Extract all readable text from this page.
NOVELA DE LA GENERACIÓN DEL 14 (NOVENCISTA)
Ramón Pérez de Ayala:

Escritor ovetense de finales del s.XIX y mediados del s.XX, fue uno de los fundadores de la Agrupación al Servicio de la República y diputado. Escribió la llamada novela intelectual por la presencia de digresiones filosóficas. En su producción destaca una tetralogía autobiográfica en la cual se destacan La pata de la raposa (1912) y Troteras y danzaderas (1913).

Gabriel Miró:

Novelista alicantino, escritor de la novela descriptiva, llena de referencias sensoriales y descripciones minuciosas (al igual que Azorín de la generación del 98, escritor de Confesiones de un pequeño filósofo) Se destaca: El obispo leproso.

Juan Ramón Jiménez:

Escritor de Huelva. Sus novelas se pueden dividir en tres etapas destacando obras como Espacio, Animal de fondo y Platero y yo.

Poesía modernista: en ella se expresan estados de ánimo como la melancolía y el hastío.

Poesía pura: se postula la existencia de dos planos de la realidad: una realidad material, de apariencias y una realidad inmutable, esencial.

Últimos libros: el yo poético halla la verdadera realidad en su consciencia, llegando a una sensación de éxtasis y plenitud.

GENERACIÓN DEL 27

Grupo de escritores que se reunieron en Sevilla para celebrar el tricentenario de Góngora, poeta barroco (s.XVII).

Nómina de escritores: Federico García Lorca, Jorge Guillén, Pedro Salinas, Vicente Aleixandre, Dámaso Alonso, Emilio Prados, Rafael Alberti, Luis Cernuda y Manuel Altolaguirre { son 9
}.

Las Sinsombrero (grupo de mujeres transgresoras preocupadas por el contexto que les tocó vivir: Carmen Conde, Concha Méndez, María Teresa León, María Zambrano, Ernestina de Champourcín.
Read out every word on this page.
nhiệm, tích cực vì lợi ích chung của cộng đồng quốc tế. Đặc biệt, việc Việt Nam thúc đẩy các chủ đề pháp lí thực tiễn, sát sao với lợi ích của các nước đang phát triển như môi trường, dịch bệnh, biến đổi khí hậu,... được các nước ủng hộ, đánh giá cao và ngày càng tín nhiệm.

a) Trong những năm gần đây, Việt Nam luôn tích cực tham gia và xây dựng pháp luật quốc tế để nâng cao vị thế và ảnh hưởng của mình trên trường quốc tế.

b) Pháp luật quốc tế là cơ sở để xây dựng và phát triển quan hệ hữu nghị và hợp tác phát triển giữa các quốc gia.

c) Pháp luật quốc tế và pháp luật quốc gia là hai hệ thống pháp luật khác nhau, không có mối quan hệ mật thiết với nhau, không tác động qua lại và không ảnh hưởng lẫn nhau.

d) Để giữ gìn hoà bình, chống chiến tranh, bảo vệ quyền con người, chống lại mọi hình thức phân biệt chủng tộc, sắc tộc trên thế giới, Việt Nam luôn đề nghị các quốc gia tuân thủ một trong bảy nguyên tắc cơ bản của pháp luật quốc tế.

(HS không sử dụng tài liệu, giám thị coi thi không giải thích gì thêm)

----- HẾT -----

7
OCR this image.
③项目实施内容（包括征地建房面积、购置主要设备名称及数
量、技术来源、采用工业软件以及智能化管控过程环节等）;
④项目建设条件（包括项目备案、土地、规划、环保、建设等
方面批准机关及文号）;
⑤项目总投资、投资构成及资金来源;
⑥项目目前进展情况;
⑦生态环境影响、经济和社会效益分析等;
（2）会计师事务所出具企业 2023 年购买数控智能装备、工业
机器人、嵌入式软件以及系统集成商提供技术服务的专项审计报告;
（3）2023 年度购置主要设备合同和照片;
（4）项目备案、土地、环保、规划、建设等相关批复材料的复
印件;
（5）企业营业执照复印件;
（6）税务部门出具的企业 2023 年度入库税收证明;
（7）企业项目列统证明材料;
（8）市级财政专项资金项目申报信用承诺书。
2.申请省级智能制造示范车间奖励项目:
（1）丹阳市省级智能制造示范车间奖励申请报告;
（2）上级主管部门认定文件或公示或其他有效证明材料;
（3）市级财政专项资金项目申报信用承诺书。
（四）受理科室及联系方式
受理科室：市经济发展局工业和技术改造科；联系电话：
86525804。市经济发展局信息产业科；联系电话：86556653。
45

#### [OBJECTIVE]
All of the material above needs to be retyped word for word.

#### [RESPONSE TO THIS TASK]
Extract all readable text from this page.
NOVELA DE LA GENERACIÓN DEL 14 (NOVENCISTA)
Ramón Pérez de Ayala:

Escritor ovetense de finales del s.XIX y mediados del s.XX, fue uno de los fundadores de la Agrupación al Servicio de la República y diputado. Escribió la llamada novela intelectual por la presencia de digresiones filosóficas. En su producción destaca una tetralogía autobiográfica en la cual se destacan La pata de la raposa (1912) y Troteras y danzaderas (1913).

Gabriel Miró:

Novelista alicantino, escritor de la novela descriptiva, llena de referencias sensoriales y descripciones minuciosas (al igual que Azorín de la generación del 98, escritor de Confesiones de un pequeño filósofo) Se destaca: El obispo leproso.

Juan Ramón Jiménez:

Escritor de Huelva. Sus novelas se pueden dividir en tres etapas destacando obras como Espacio, Animal de fondo y Platero y yo.

Poesía modernista: en ella se expresan estados de ánimo como la melancolía y el hastío.

Poesía pura: se postula la existencia de dos planos de la realidad: una realidad material, de apariencias y una realidad inmutable, esencial.

Últimos libros: el yo poético halla la verdadera realidad en su consciencia, llegando a una sensación de éxtasis y plenitud.

GENERACIÓN DEL 27

Grupo de escritores que se reunieron en Sevilla para celebrar el tricentenario de Góngora, poeta barroco (s.XVII).

Nómina de escritores: Federico García Lorca, Jorge Guillén, Pedro Salinas, Vicente Aleixandre, Dámaso Alonso, Emilio Prados, Rafael Alberti, Luis Cernuda y Manuel Altolaguirre { son 9
}.

Las Sinsombrero (grupo de mujeres transgresoras preocupadas por el contexto que les tocó vivir: Carmen Conde, Concha Méndez, María Teresa León, María Zambrano, Ernestina de Champourcín.
Read out every word on this page.
nhiệm, tích cực vì lợi ích chung của cộng đồng quốc tế. Đặc biệt, việc Việt Nam thúc đẩy các chủ đề pháp lí thực tiễn, sát sao với lợi ích của các nước đang phát triển như môi trường, dịch bệnh, biến đổi khí hậu,... được các nước ủng hộ, đánh giá cao và ngày càng tín nhiệm.

a) Trong những năm gần đây, Việt Nam luôn tích cực tham gia và xây dựng pháp luật quốc tế để nâng cao vị thế và ảnh hưởng của mình trên trường quốc tế.

b) Pháp luật quốc tế là cơ sở để xây dựng và phát triển quan hệ hữu nghị và hợp tác phát triển giữa các quốc gia.

c) Pháp luật quốc tế và pháp luật quốc gia là hai hệ thống pháp luật khác nhau, không có mối quan hệ mật thiết với nhau, không tác động qua lại và không ảnh hưởng lẫn nhau.

d) Để giữ gìn hoà bình, chống chiến tranh, bảo vệ quyền con người, chống lại mọi hình thức phân biệt chủng tộc, sắc tộc trên thế giới, Việt Nam luôn đề nghị các quốc gia tuân thủ một trong bảy nguyên tắc cơ bản của pháp luật quốc tế.

(HS không sử dụng tài liệu, giám thị coi thi không giải thích gì thêm)

----- HẾT -----

7
OCR this image.
③项目实施内容（包括征地建房面积、购置主要设备名称及数
量、技术来源、采用工业软件以及智能化管控过程环节等）;
④项目建设条件（包括项目备案、土地、规划、环保、建设等
方面批准机关及文号）;
⑤项目总投资、投资构成及资金来源;
⑥项目目前进展情况;
⑦生态环境影响、经济和社会效益分析等;
（2）会计师事务所出具企业 2023 年购买数控智能装备、工业
机器人、嵌入式软件以及系统集成商提供技术服务的专项审计报告;
（3）2023 年度购置主要设备合同和照片;
（4）项目备案、土地、环保、规划、建设等相关批复材料的复
印件;
（5）企业营业执照复印件;
（6）税务部门出具的企业 2023 年度入库税收证明;
（7）企业项目列统证明材料;
（8）市级财政专项资金项目申报信用承诺书。
2.申请省级智能制造示范车间奖励项目:
（1）丹阳市省级智能制造示范车间奖励申请报告;
（2）上级主管部门认定文件或公示或其他有效证明材料;
（3）市级财政专项资金项目申报信用承诺书。
（四）受理科室及联系方式
受理科室：市经济发展局工业和技术改造科；联系电话：
86525804。市经济发展局信息产业科；联系电话：86556653。
45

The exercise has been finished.